Stored items from a collection:
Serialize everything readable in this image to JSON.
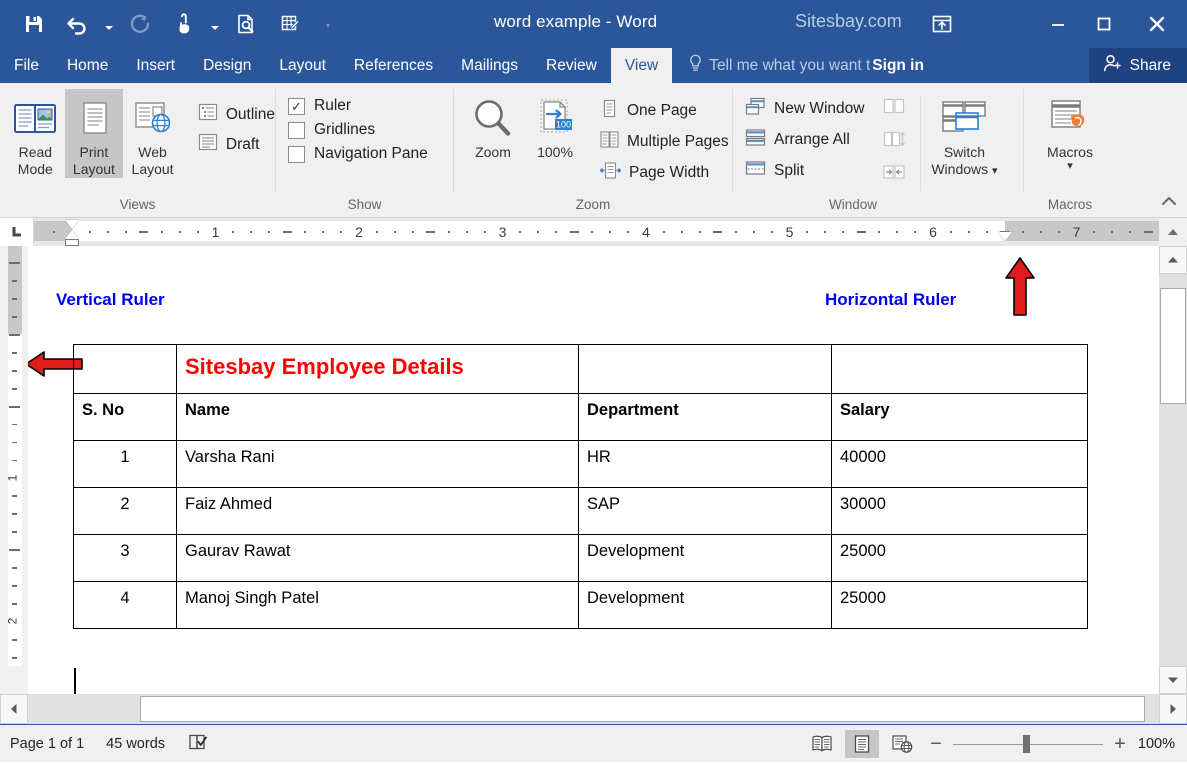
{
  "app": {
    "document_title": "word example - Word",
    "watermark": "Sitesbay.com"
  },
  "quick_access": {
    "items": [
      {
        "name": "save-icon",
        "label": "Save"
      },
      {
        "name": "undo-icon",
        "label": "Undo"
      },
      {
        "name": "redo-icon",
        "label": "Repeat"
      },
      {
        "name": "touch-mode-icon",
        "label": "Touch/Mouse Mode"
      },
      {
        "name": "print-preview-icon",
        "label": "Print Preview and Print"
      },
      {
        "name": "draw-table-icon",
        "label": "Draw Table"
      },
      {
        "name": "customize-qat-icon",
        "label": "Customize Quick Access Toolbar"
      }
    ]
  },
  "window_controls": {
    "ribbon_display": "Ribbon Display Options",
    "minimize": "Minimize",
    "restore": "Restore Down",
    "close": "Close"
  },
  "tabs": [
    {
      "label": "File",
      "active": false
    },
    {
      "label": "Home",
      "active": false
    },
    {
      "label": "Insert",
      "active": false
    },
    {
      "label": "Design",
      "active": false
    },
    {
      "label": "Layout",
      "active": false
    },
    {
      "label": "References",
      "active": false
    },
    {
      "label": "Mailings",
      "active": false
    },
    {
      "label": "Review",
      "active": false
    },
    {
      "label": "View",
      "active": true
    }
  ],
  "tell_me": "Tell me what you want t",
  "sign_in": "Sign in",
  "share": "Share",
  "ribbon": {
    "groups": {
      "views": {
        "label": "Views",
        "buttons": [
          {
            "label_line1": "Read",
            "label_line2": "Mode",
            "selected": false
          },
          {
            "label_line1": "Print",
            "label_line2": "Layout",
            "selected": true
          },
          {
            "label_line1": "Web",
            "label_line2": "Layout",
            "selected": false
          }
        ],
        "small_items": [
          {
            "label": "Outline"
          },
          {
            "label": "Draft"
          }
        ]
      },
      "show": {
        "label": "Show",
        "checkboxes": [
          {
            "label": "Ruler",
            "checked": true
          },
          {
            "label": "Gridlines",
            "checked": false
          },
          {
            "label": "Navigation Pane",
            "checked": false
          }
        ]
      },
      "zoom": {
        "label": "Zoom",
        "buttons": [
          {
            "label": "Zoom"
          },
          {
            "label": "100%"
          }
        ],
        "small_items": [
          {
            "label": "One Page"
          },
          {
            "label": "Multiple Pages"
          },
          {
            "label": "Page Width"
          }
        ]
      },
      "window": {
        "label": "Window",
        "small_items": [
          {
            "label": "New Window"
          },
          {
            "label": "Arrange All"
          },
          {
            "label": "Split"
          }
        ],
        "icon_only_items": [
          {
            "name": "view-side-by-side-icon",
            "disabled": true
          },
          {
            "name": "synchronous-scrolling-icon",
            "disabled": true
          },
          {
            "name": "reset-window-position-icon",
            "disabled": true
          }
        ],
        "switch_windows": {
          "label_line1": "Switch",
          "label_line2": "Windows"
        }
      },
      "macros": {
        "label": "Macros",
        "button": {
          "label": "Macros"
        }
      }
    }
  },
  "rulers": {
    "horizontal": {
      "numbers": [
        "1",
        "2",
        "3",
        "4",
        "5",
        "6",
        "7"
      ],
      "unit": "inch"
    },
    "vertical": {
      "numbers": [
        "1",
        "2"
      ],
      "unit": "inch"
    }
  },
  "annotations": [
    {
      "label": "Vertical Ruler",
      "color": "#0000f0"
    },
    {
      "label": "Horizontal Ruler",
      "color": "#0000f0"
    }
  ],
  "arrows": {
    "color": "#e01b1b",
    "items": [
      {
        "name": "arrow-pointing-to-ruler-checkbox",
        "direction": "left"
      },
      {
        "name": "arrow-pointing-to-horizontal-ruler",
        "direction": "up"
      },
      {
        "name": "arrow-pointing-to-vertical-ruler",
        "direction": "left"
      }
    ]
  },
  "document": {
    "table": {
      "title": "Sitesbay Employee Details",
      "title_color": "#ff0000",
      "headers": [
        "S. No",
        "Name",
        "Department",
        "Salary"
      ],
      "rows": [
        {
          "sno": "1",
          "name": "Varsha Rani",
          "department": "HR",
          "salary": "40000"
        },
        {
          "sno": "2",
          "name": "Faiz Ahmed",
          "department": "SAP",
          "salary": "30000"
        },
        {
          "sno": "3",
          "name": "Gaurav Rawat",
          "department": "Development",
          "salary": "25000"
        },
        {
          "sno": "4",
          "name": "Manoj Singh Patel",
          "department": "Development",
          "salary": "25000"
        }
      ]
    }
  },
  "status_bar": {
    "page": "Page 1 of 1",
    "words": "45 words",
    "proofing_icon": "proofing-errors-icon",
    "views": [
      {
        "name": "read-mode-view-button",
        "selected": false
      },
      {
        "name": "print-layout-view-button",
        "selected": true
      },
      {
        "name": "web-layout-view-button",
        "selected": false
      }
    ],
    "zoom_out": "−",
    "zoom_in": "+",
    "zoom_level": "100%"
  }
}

#### What the task requires
Work through the listing above and report how many lines include the string "true", with no other text.

#### Reply to the exercise
7